Objective
Without the pictures, return each record as it appears.

Data
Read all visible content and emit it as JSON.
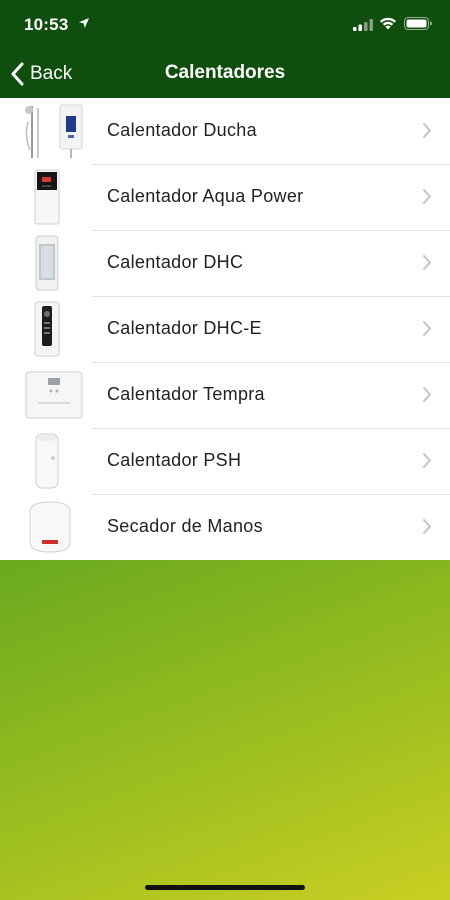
{
  "status_bar": {
    "time": "10:53",
    "location_icon": "location-arrow-icon",
    "signal_icon": "cellular-signal-icon",
    "wifi_icon": "wifi-icon",
    "battery_icon": "battery-icon"
  },
  "nav": {
    "back_label": "Back",
    "title": "Calentadores"
  },
  "items": [
    {
      "label": "Calentador Ducha",
      "thumbnail": "shower-heater-product-image"
    },
    {
      "label": "Calentador Aqua Power",
      "thumbnail": "aqua-power-heater-product-image"
    },
    {
      "label": "Calentador DHC",
      "thumbnail": "dhc-heater-product-image"
    },
    {
      "label": "Calentador DHC-E",
      "thumbnail": "dhc-e-heater-product-image"
    },
    {
      "label": "Calentador Tempra",
      "thumbnail": "tempra-heater-product-image"
    },
    {
      "label": "Calentador PSH",
      "thumbnail": "psh-heater-product-image"
    },
    {
      "label": "Secador de Manos",
      "thumbnail": "hand-dryer-product-image"
    }
  ],
  "colors": {
    "header_bg": "#0f4f0d",
    "gradient_start": "#217e1c",
    "gradient_end": "#c9cf22",
    "list_bg": "#ffffff",
    "chevron": "#c4c4c7"
  }
}
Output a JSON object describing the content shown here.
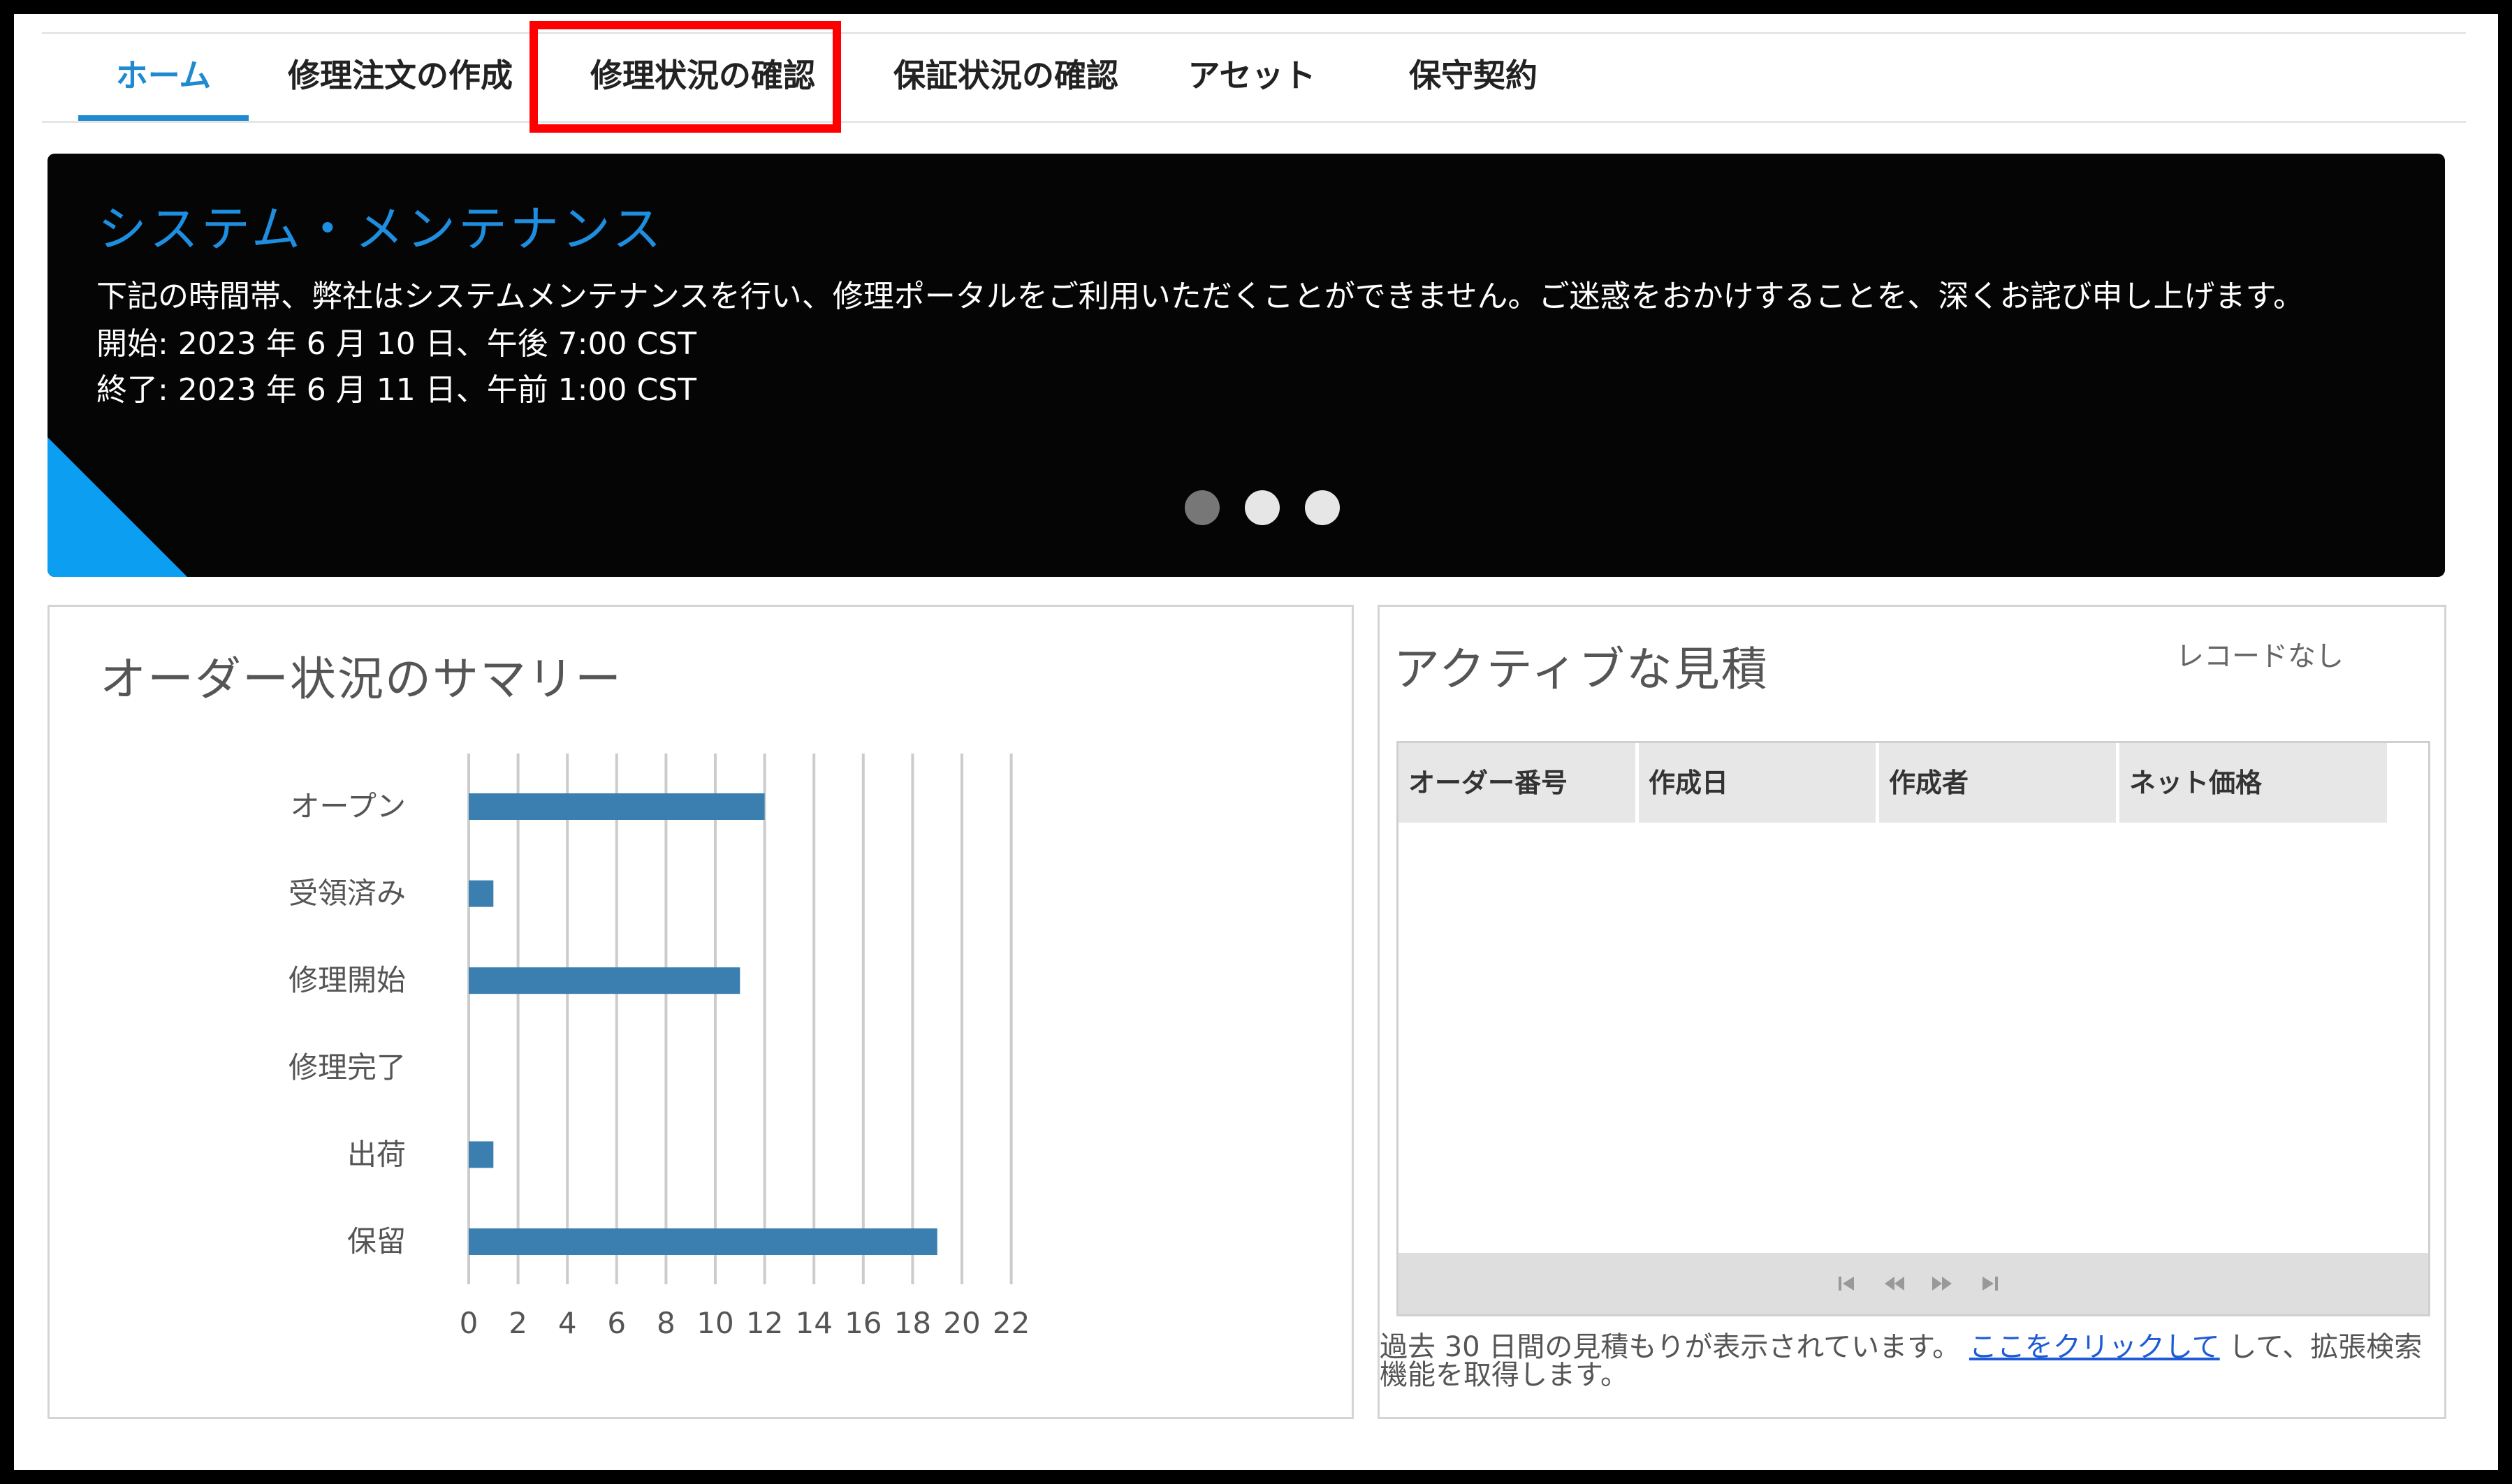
{
  "nav": {
    "tabs": [
      {
        "label": "ホーム",
        "active": true
      },
      {
        "label": "修理注文の作成"
      },
      {
        "label": "修理状況の確認",
        "highlighted": true
      },
      {
        "label": "保証状況の確認"
      },
      {
        "label": "アセット"
      },
      {
        "label": "保守契約"
      }
    ]
  },
  "banner": {
    "title": "システム・メンテナンス",
    "message": "下記の時間帯、弊社はシステムメンテナンスを行い、修理ポータルをご利用いただくことができません。ご迷惑をおかけすることを、深くお詫び申し上げます。",
    "start": "開始: 2023 年 6 月 10 日、午後 7:00 CST",
    "end": "終了: 2023 年 6 月 11 日、午前 1:00 CST",
    "slides": 3,
    "active_slide": 1
  },
  "summary": {
    "title": "オーダー状況のサマリー"
  },
  "chart_data": {
    "type": "bar",
    "orientation": "horizontal",
    "categories": [
      "オープン",
      "受領済み",
      "修理開始",
      "修理完了",
      "出荷",
      "保留"
    ],
    "values": [
      12,
      1,
      11,
      0,
      1,
      19
    ],
    "xlim": [
      0,
      22
    ],
    "xticks": [
      0,
      2,
      4,
      6,
      8,
      10,
      12,
      14,
      16,
      18,
      20,
      22
    ],
    "grid": true,
    "bar_color": "#3a7fb0"
  },
  "quotes": {
    "title": "アクティブな見積",
    "no_records": "レコードなし",
    "columns": [
      "オーダー番号",
      "作成日",
      "作成者",
      "ネット価格"
    ],
    "rows": [],
    "footer_text": "過去 30 日間の見積もりが表示されています。",
    "footer_link": "ここをクリックして",
    "footer_suffix": "して、拡張検索機能を取得します。"
  },
  "colors": {
    "accent": "#1f8ad0",
    "highlight": "#ff0000",
    "banner_bg": "#050505",
    "banner_corner": "#0c9ef0"
  }
}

Task result
Read all visible content and emit it as JSON.
{
  "status_bar": {
    "time": "10:53",
    "location_icon": "location-arrow-icon",
    "signal_icon": "cellular-signal-icon",
    "wifi_icon": "wifi-icon",
    "battery_icon": "battery-icon"
  },
  "nav": {
    "back_label": "Back",
    "title": "Calentadores"
  },
  "items": [
    {
      "label": "Calentador Ducha",
      "thumbnail": "shower-heater-product-image"
    },
    {
      "label": "Calentador Aqua Power",
      "thumbnail": "aqua-power-heater-product-image"
    },
    {
      "label": "Calentador DHC",
      "thumbnail": "dhc-heater-product-image"
    },
    {
      "label": "Calentador DHC-E",
      "thumbnail": "dhc-e-heater-product-image"
    },
    {
      "label": "Calentador Tempra",
      "thumbnail": "tempra-heater-product-image"
    },
    {
      "label": "Calentador PSH",
      "thumbnail": "psh-heater-product-image"
    },
    {
      "label": "Secador de Manos",
      "thumbnail": "hand-dryer-product-image"
    }
  ],
  "colors": {
    "header_bg": "#0f4f0d",
    "gradient_start": "#217e1c",
    "gradient_end": "#c9cf22",
    "list_bg": "#ffffff",
    "chevron": "#c4c4c7"
  }
}
Output a JSON object describing the content shown here.
{
  "nav": {
    "tabs": [
      {
        "label": "ホーム",
        "active": true
      },
      {
        "label": "修理注文の作成"
      },
      {
        "label": "修理状況の確認",
        "highlighted": true
      },
      {
        "label": "保証状況の確認"
      },
      {
        "label": "アセット"
      },
      {
        "label": "保守契約"
      }
    ]
  },
  "banner": {
    "title": "システム・メンテナンス",
    "message": "下記の時間帯、弊社はシステムメンテナンスを行い、修理ポータルをご利用いただくことができません。ご迷惑をおかけすることを、深くお詫び申し上げます。",
    "start": "開始: 2023 年 6 月 10 日、午後 7:00 CST",
    "end": "終了: 2023 年 6 月 11 日、午前 1:00 CST",
    "slides": 3,
    "active_slide": 1
  },
  "summary": {
    "title": "オーダー状況のサマリー"
  },
  "chart_data": {
    "type": "bar",
    "orientation": "horizontal",
    "categories": [
      "オープン",
      "受領済み",
      "修理開始",
      "修理完了",
      "出荷",
      "保留"
    ],
    "values": [
      12,
      1,
      11,
      0,
      1,
      19
    ],
    "xlim": [
      0,
      22
    ],
    "xticks": [
      0,
      2,
      4,
      6,
      8,
      10,
      12,
      14,
      16,
      18,
      20,
      22
    ],
    "grid": true,
    "bar_color": "#3a7fb0"
  },
  "quotes": {
    "title": "アクティブな見積",
    "no_records": "レコードなし",
    "columns": [
      "オーダー番号",
      "作成日",
      "作成者",
      "ネット価格"
    ],
    "rows": [],
    "footer_text": "過去 30 日間の見積もりが表示されています。",
    "footer_link": "ここをクリックして",
    "footer_suffix": "して、拡張検索機能を取得します。"
  },
  "colors": {
    "accent": "#1f8ad0",
    "highlight": "#ff0000",
    "banner_bg": "#050505",
    "banner_corner": "#0c9ef0"
  }
}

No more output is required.